:: DATA FOR PROCESSING
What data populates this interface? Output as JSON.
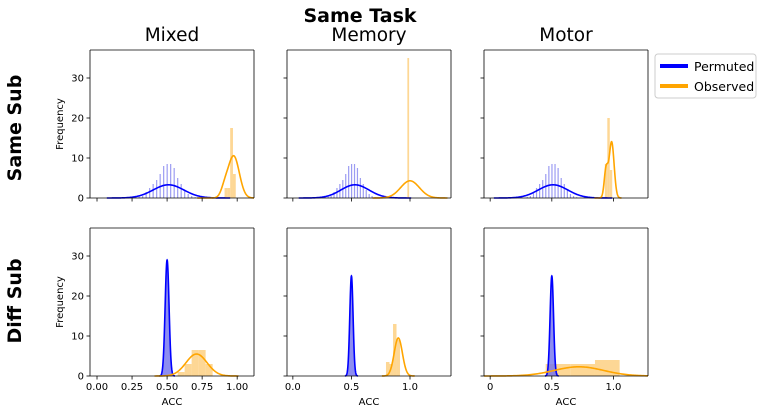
{
  "figure": {
    "suptitle": "Same Task",
    "row_labels": [
      "Same Sub",
      "Diff Sub"
    ],
    "col_titles": [
      "Mixed",
      "Memory",
      "Motor"
    ]
  },
  "legend": {
    "placement": "right, outside top",
    "items": [
      {
        "label": "Permuted",
        "color": "#0000ff"
      },
      {
        "label": "Observed",
        "color": "#ffa500"
      }
    ]
  },
  "colors": {
    "permuted": "#0000ff",
    "permuted_hist": "#8b8bf0",
    "observed": "#ffa500",
    "observed_hist": "#fdd38a"
  },
  "chart_data": [
    {
      "type": "histogram",
      "row": "Same Sub",
      "col": "Mixed",
      "title": "Mixed",
      "ylabel": "Frequency",
      "xlabel": "",
      "ylim": [
        0,
        37
      ],
      "yticks": [
        0,
        10,
        20,
        30
      ],
      "xlim": [
        -0.05,
        1.12
      ],
      "xticks": [
        0.0,
        0.25,
        0.5,
        0.75,
        1.0
      ],
      "xtick_labels": [],
      "ytick_labels": [
        "0",
        "10",
        "20",
        "30"
      ],
      "series": [
        {
          "name": "Permuted",
          "bins": [
            0.3,
            0.325,
            0.35,
            0.375,
            0.4,
            0.425,
            0.45,
            0.475,
            0.5,
            0.525,
            0.55,
            0.575,
            0.6,
            0.625,
            0.65,
            0.675,
            0.7
          ],
          "values": [
            0.3,
            0.5,
            1.5,
            2.5,
            3.5,
            4.5,
            6,
            8,
            8.5,
            8.5,
            7.5,
            5,
            3.5,
            2,
            1,
            0.5,
            0.2
          ],
          "kde": {
            "mean": 0.51,
            "sd": 0.11,
            "peak": 3.3
          }
        },
        {
          "name": "Observed",
          "bins": [
            0.88,
            0.9,
            0.92,
            0.94,
            0.96,
            0.98,
            1.0
          ],
          "values": [
            0,
            0,
            2.5,
            2.5,
            17.5,
            6,
            0
          ],
          "kde": {
            "mean": 0.975,
            "sd": 0.04,
            "peak": 10.5,
            "shoulder": {
              "mean": 0.91,
              "sd": 0.025,
              "peak": 2
            }
          }
        }
      ]
    },
    {
      "type": "histogram",
      "row": "Same Sub",
      "col": "Memory",
      "title": "Memory",
      "ylabel": "",
      "xlabel": "",
      "ylim": [
        0,
        37
      ],
      "yticks": [
        0,
        10,
        20,
        30
      ],
      "xlim": [
        -0.05,
        1.35
      ],
      "xticks": [
        0.0,
        0.5,
        1.0
      ],
      "xtick_labels": [],
      "ytick_labels": [],
      "series": [
        {
          "name": "Permuted",
          "bins": [
            0.3,
            0.325,
            0.35,
            0.375,
            0.4,
            0.425,
            0.45,
            0.475,
            0.5,
            0.525,
            0.55,
            0.575,
            0.6,
            0.625,
            0.65,
            0.675,
            0.7
          ],
          "values": [
            0.3,
            0.5,
            1.5,
            2.5,
            3.5,
            4.5,
            6,
            8,
            8.5,
            8.5,
            7.5,
            5,
            3.5,
            2,
            1,
            0.5,
            0.2
          ],
          "kde": {
            "mean": 0.53,
            "sd": 0.12,
            "peak": 3.3
          }
        },
        {
          "name": "Observed",
          "bins": [
            0.985
          ],
          "values": [
            35
          ],
          "kde": {
            "mean": 1.0,
            "sd": 0.08,
            "peak": 4.3
          }
        }
      ]
    },
    {
      "type": "histogram",
      "row": "Same Sub",
      "col": "Motor",
      "title": "Motor",
      "ylabel": "",
      "xlabel": "",
      "ylim": [
        0,
        37
      ],
      "yticks": [
        0,
        10,
        20,
        30
      ],
      "xlim": [
        -0.05,
        1.28
      ],
      "xticks": [
        0.0,
        0.5,
        1.0
      ],
      "xtick_labels": [],
      "ytick_labels": [],
      "series": [
        {
          "name": "Permuted",
          "bins": [
            0.3,
            0.325,
            0.35,
            0.375,
            0.4,
            0.425,
            0.45,
            0.475,
            0.5,
            0.525,
            0.55,
            0.575,
            0.6,
            0.625,
            0.65,
            0.675,
            0.7
          ],
          "values": [
            0.3,
            0.5,
            1.5,
            2.5,
            3.5,
            4.5,
            6,
            8,
            8.5,
            8.5,
            7.5,
            5,
            3.5,
            2,
            1,
            0.5,
            0.2
          ],
          "kde": {
            "mean": 0.51,
            "sd": 0.12,
            "peak": 3.3
          }
        },
        {
          "name": "Observed",
          "bins": [
            0.92,
            0.94,
            0.96,
            0.98,
            1.0
          ],
          "values": [
            0,
            8.5,
            20,
            7,
            0
          ],
          "kde": {
            "mean": 0.985,
            "sd": 0.02,
            "peak": 14,
            "shoulder": {
              "mean": 0.94,
              "sd": 0.015,
              "peak": 7
            }
          }
        }
      ]
    },
    {
      "type": "histogram",
      "row": "Diff Sub",
      "col": "Mixed",
      "title": "",
      "ylabel": "Frequency",
      "xlabel": "ACC",
      "ylim": [
        0,
        37
      ],
      "yticks": [
        0,
        10,
        20,
        30
      ],
      "xlim": [
        -0.05,
        1.12
      ],
      "xticks": [
        0.0,
        0.25,
        0.5,
        0.75,
        1.0
      ],
      "xtick_labels": [
        "0.00",
        "0.25",
        "0.50",
        "0.75",
        "1.00"
      ],
      "ytick_labels": [
        "0",
        "10",
        "20",
        "30"
      ],
      "series": [
        {
          "name": "Permuted",
          "filled": true,
          "kde": {
            "mean": 0.5,
            "sd": 0.014,
            "peak": 29
          }
        },
        {
          "name": "Observed",
          "bins": [
            0.55,
            0.6,
            0.65,
            0.7,
            0.75,
            0.8,
            0.85
          ],
          "values": [
            0,
            1,
            3,
            6.5,
            6.5,
            3,
            0
          ],
          "kde": {
            "mean": 0.71,
            "sd": 0.075,
            "peak": 5.5
          }
        }
      ]
    },
    {
      "type": "histogram",
      "row": "Diff Sub",
      "col": "Memory",
      "title": "",
      "ylabel": "",
      "xlabel": "ACC",
      "ylim": [
        0,
        37
      ],
      "yticks": [
        0,
        10,
        20,
        30
      ],
      "xlim": [
        -0.05,
        1.35
      ],
      "xticks": [
        0.0,
        0.5,
        1.0
      ],
      "xtick_labels": [
        "0.0",
        "0.5",
        "1.0"
      ],
      "ytick_labels": [],
      "series": [
        {
          "name": "Permuted",
          "filled": true,
          "kde": {
            "mean": 0.5,
            "sd": 0.014,
            "peak": 25
          }
        },
        {
          "name": "Observed",
          "bins": [
            0.78,
            0.81,
            0.84,
            0.87,
            0.9,
            0.93
          ],
          "values": [
            0,
            3.5,
            3,
            13,
            9,
            0
          ],
          "kde": {
            "mean": 0.9,
            "sd": 0.035,
            "peak": 9.5
          }
        }
      ]
    },
    {
      "type": "histogram",
      "row": "Diff Sub",
      "col": "Motor",
      "title": "",
      "ylabel": "",
      "xlabel": "ACC",
      "ylim": [
        0,
        37
      ],
      "yticks": [
        0,
        10,
        20,
        30
      ],
      "xlim": [
        -0.05,
        1.28
      ],
      "xticks": [
        0.0,
        0.5,
        1.0
      ],
      "xtick_labels": [
        "0",
        "0.5",
        "1.0"
      ],
      "ytick_labels": [],
      "series": [
        {
          "name": "Permuted",
          "filled": true,
          "kde": {
            "mean": 0.5,
            "sd": 0.014,
            "peak": 25
          }
        },
        {
          "name": "Observed",
          "bins": [
            0.35,
            0.55,
            0.75,
            0.95
          ],
          "values": [
            0,
            3,
            3,
            4
          ],
          "kde": {
            "mean": 0.72,
            "sd": 0.2,
            "peak": 2.3
          }
        }
      ]
    }
  ]
}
::::
TASK:
Copy every line that contains the string "Memory".

SOLUTION TO THE EXERCISE:
      "Memory",
      "col": "Memory",
      "title": "Memory",
      "col": "Memory",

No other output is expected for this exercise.